- _Task requirements_
Each entry below is to be transcribed exactly.
— begin Raw records —
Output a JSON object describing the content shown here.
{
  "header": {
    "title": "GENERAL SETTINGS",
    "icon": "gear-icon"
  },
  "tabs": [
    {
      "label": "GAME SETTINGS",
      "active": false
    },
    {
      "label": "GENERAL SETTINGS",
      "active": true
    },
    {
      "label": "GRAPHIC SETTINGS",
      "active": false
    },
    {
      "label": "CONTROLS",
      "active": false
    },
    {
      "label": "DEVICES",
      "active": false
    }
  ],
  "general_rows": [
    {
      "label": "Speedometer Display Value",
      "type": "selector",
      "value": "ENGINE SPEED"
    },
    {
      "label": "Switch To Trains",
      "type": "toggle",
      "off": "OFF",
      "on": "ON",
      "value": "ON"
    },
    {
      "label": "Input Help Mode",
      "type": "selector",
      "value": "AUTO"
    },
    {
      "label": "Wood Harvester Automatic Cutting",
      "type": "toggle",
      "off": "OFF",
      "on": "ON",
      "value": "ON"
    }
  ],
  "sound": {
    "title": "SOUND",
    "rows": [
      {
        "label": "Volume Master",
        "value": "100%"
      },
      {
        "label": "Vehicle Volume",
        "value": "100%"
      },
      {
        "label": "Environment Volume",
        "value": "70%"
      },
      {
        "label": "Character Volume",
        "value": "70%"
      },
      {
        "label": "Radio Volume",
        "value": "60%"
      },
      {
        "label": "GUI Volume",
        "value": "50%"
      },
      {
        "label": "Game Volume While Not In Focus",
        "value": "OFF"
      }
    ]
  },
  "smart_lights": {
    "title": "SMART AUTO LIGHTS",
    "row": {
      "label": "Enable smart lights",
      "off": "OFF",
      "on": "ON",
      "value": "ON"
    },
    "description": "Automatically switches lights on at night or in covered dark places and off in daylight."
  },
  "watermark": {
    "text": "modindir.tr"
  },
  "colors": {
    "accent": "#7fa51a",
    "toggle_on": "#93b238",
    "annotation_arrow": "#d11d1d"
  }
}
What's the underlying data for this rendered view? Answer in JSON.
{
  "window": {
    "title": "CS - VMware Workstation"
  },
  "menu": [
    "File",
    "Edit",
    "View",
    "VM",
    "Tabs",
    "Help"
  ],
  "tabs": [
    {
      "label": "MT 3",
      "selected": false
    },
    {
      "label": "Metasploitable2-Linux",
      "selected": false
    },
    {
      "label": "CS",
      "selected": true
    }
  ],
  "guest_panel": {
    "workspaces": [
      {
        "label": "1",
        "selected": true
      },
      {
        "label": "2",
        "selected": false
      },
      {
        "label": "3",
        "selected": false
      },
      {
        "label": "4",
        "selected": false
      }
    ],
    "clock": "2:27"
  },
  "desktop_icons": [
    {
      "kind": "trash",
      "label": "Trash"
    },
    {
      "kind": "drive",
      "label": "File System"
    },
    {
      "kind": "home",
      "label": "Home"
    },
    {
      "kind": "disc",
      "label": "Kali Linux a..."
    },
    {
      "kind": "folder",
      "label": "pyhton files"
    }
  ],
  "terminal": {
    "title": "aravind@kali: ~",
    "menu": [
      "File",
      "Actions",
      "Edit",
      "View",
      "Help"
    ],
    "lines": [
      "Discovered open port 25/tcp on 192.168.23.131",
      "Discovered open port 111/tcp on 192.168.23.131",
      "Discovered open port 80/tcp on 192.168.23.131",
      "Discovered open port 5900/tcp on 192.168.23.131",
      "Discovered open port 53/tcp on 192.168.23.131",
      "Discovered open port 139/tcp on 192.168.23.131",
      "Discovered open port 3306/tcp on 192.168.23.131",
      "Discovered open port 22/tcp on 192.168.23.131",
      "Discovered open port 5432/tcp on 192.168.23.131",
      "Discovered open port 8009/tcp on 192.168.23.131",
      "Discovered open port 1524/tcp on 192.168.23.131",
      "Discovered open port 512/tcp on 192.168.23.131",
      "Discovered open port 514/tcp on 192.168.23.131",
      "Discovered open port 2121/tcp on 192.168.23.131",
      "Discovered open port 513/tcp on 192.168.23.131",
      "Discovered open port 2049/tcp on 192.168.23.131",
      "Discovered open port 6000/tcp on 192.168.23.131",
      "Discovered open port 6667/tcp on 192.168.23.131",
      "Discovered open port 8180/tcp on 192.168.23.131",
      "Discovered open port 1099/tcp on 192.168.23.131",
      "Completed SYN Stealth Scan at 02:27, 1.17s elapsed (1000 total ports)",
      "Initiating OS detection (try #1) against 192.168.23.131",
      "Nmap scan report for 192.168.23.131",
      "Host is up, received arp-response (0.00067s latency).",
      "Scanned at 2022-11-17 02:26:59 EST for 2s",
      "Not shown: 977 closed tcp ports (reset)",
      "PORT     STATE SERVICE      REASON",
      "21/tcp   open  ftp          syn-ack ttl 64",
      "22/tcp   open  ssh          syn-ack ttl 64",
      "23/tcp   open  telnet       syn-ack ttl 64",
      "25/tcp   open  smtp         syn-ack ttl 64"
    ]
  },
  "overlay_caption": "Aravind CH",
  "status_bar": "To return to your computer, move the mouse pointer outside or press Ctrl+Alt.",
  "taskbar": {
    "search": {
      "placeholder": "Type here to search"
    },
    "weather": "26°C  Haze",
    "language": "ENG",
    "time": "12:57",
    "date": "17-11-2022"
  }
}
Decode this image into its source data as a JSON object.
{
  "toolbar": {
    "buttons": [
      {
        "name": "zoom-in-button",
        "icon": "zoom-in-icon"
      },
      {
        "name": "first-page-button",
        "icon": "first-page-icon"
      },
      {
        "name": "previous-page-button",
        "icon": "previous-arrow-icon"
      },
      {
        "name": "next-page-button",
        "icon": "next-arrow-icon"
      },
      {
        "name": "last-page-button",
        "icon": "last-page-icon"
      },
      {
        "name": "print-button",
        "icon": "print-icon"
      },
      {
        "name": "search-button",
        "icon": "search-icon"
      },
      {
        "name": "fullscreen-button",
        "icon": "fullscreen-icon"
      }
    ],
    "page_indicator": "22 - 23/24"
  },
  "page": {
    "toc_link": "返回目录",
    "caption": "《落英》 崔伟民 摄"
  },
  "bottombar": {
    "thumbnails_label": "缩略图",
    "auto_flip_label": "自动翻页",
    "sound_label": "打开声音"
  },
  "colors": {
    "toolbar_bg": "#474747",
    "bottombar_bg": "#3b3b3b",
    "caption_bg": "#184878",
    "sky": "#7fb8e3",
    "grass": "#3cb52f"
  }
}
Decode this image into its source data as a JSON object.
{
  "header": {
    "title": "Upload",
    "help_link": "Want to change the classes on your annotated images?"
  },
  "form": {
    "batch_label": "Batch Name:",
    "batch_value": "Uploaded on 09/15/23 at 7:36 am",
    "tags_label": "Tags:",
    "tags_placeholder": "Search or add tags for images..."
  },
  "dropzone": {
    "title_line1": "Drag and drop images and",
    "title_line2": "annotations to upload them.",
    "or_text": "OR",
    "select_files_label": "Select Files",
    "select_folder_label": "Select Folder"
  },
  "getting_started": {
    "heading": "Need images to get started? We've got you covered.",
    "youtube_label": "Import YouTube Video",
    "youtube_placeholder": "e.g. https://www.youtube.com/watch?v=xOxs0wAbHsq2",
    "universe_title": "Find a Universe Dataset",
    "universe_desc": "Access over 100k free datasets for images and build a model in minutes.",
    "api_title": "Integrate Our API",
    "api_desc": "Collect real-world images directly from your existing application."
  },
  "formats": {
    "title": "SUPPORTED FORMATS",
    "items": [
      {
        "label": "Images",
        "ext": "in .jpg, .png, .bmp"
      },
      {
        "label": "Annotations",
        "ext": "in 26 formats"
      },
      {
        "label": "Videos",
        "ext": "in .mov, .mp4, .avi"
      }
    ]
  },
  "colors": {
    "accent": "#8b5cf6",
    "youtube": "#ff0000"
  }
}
— end Raw records —
- _Response to the task_
Output a JSON object describing the content shown here.
{
  "header": {
    "title": "GENERAL SETTINGS",
    "icon": "gear-icon"
  },
  "tabs": [
    {
      "label": "GAME SETTINGS",
      "active": false
    },
    {
      "label": "GENERAL SETTINGS",
      "active": true
    },
    {
      "label": "GRAPHIC SETTINGS",
      "active": false
    },
    {
      "label": "CONTROLS",
      "active": false
    },
    {
      "label": "DEVICES",
      "active": false
    }
  ],
  "general_rows": [
    {
      "label": "Speedometer Display Value",
      "type": "selector",
      "value": "ENGINE SPEED"
    },
    {
      "label": "Switch To Trains",
      "type": "toggle",
      "off": "OFF",
      "on": "ON",
      "value": "ON"
    },
    {
      "label": "Input Help Mode",
      "type": "selector",
      "value": "AUTO"
    },
    {
      "label": "Wood Harvester Automatic Cutting",
      "type": "toggle",
      "off": "OFF",
      "on": "ON",
      "value": "ON"
    }
  ],
  "sound": {
    "title": "SOUND",
    "rows": [
      {
        "label": "Volume Master",
        "value": "100%"
      },
      {
        "label": "Vehicle Volume",
        "value": "100%"
      },
      {
        "label": "Environment Volume",
        "value": "70%"
      },
      {
        "label": "Character Volume",
        "value": "70%"
      },
      {
        "label": "Radio Volume",
        "value": "60%"
      },
      {
        "label": "GUI Volume",
        "value": "50%"
      },
      {
        "label": "Game Volume While Not In Focus",
        "value": "OFF"
      }
    ]
  },
  "smart_lights": {
    "title": "SMART AUTO LIGHTS",
    "row": {
      "label": "Enable smart lights",
      "off": "OFF",
      "on": "ON",
      "value": "ON"
    },
    "description": "Automatically switches lights on at night or in covered dark places and off in daylight."
  },
  "watermark": {
    "text": "modindir.tr"
  },
  "colors": {
    "accent": "#7fa51a",
    "toggle_on": "#93b238",
    "annotation_arrow": "#d11d1d"
  }
}
What's the underlying data for this rendered view? Answer in JSON.
{
  "window": {
    "title": "CS - VMware Workstation"
  },
  "menu": [
    "File",
    "Edit",
    "View",
    "VM",
    "Tabs",
    "Help"
  ],
  "tabs": [
    {
      "label": "MT 3",
      "selected": false
    },
    {
      "label": "Metasploitable2-Linux",
      "selected": false
    },
    {
      "label": "CS",
      "selected": true
    }
  ],
  "guest_panel": {
    "workspaces": [
      {
        "label": "1",
        "selected": true
      },
      {
        "label": "2",
        "selected": false
      },
      {
        "label": "3",
        "selected": false
      },
      {
        "label": "4",
        "selected": false
      }
    ],
    "clock": "2:27"
  },
  "desktop_icons": [
    {
      "kind": "trash",
      "label": "Trash"
    },
    {
      "kind": "drive",
      "label": "File System"
    },
    {
      "kind": "home",
      "label": "Home"
    },
    {
      "kind": "disc",
      "label": "Kali Linux a..."
    },
    {
      "kind": "folder",
      "label": "pyhton files"
    }
  ],
  "terminal": {
    "title": "aravind@kali: ~",
    "menu": [
      "File",
      "Actions",
      "Edit",
      "View",
      "Help"
    ],
    "lines": [
      "Discovered open port 25/tcp on 192.168.23.131",
      "Discovered open port 111/tcp on 192.168.23.131",
      "Discovered open port 80/tcp on 192.168.23.131",
      "Discovered open port 5900/tcp on 192.168.23.131",
      "Discovered open port 53/tcp on 192.168.23.131",
      "Discovered open port 139/tcp on 192.168.23.131",
      "Discovered open port 3306/tcp on 192.168.23.131",
      "Discovered open port 22/tcp on 192.168.23.131",
      "Discovered open port 5432/tcp on 192.168.23.131",
      "Discovered open port 8009/tcp on 192.168.23.131",
      "Discovered open port 1524/tcp on 192.168.23.131",
      "Discovered open port 512/tcp on 192.168.23.131",
      "Discovered open port 514/tcp on 192.168.23.131",
      "Discovered open port 2121/tcp on 192.168.23.131",
      "Discovered open port 513/tcp on 192.168.23.131",
      "Discovered open port 2049/tcp on 192.168.23.131",
      "Discovered open port 6000/tcp on 192.168.23.131",
      "Discovered open port 6667/tcp on 192.168.23.131",
      "Discovered open port 8180/tcp on 192.168.23.131",
      "Discovered open port 1099/tcp on 192.168.23.131",
      "Completed SYN Stealth Scan at 02:27, 1.17s elapsed (1000 total ports)",
      "Initiating OS detection (try #1) against 192.168.23.131",
      "Nmap scan report for 192.168.23.131",
      "Host is up, received arp-response (0.00067s latency).",
      "Scanned at 2022-11-17 02:26:59 EST for 2s",
      "Not shown: 977 closed tcp ports (reset)",
      "PORT     STATE SERVICE      REASON",
      "21/tcp   open  ftp          syn-ack ttl 64",
      "22/tcp   open  ssh          syn-ack ttl 64",
      "23/tcp   open  telnet       syn-ack ttl 64",
      "25/tcp   open  smtp         syn-ack ttl 64"
    ]
  },
  "overlay_caption": "Aravind CH",
  "status_bar": "To return to your computer, move the mouse pointer outside or press Ctrl+Alt.",
  "taskbar": {
    "search": {
      "placeholder": "Type here to search"
    },
    "weather": "26°C  Haze",
    "language": "ENG",
    "time": "12:57",
    "date": "17-11-2022"
  }
}
Decode this image into its source data as a JSON object.
{
  "toolbar": {
    "buttons": [
      {
        "name": "zoom-in-button",
        "icon": "zoom-in-icon"
      },
      {
        "name": "first-page-button",
        "icon": "first-page-icon"
      },
      {
        "name": "previous-page-button",
        "icon": "previous-arrow-icon"
      },
      {
        "name": "next-page-button",
        "icon": "next-arrow-icon"
      },
      {
        "name": "last-page-button",
        "icon": "last-page-icon"
      },
      {
        "name": "print-button",
        "icon": "print-icon"
      },
      {
        "name": "search-button",
        "icon": "search-icon"
      },
      {
        "name": "fullscreen-button",
        "icon": "fullscreen-icon"
      }
    ],
    "page_indicator": "22 - 23/24"
  },
  "page": {
    "toc_link": "返回目录",
    "caption": "《落英》 崔伟民 摄"
  },
  "bottombar": {
    "thumbnails_label": "缩略图",
    "auto_flip_label": "自动翻页",
    "sound_label": "打开声音"
  },
  "colors": {
    "toolbar_bg": "#474747",
    "bottombar_bg": "#3b3b3b",
    "caption_bg": "#184878",
    "sky": "#7fb8e3",
    "grass": "#3cb52f"
  }
}
Decode this image into its source data as a JSON object.
{
  "header": {
    "title": "Upload",
    "help_link": "Want to change the classes on your annotated images?"
  },
  "form": {
    "batch_label": "Batch Name:",
    "batch_value": "Uploaded on 09/15/23 at 7:36 am",
    "tags_label": "Tags:",
    "tags_placeholder": "Search or add tags for images..."
  },
  "dropzone": {
    "title_line1": "Drag and drop images and",
    "title_line2": "annotations to upload them.",
    "or_text": "OR",
    "select_files_label": "Select Files",
    "select_folder_label": "Select Folder"
  },
  "getting_started": {
    "heading": "Need images to get started? We've got you covered.",
    "youtube_label": "Import YouTube Video",
    "youtube_placeholder": "e.g. https://www.youtube.com/watch?v=xOxs0wAbHsq2",
    "universe_title": "Find a Universe Dataset",
    "universe_desc": "Access over 100k free datasets for images and build a model in minutes.",
    "api_title": "Integrate Our API",
    "api_desc": "Collect real-world images directly from your existing application."
  },
  "formats": {
    "title": "SUPPORTED FORMATS",
    "items": [
      {
        "label": "Images",
        "ext": "in .jpg, .png, .bmp"
      },
      {
        "label": "Annotations",
        "ext": "in 26 formats"
      },
      {
        "label": "Videos",
        "ext": "in .mov, .mp4, .avi"
      }
    ]
  },
  "colors": {
    "accent": "#8b5cf6",
    "youtube": "#ff0000"
  }
}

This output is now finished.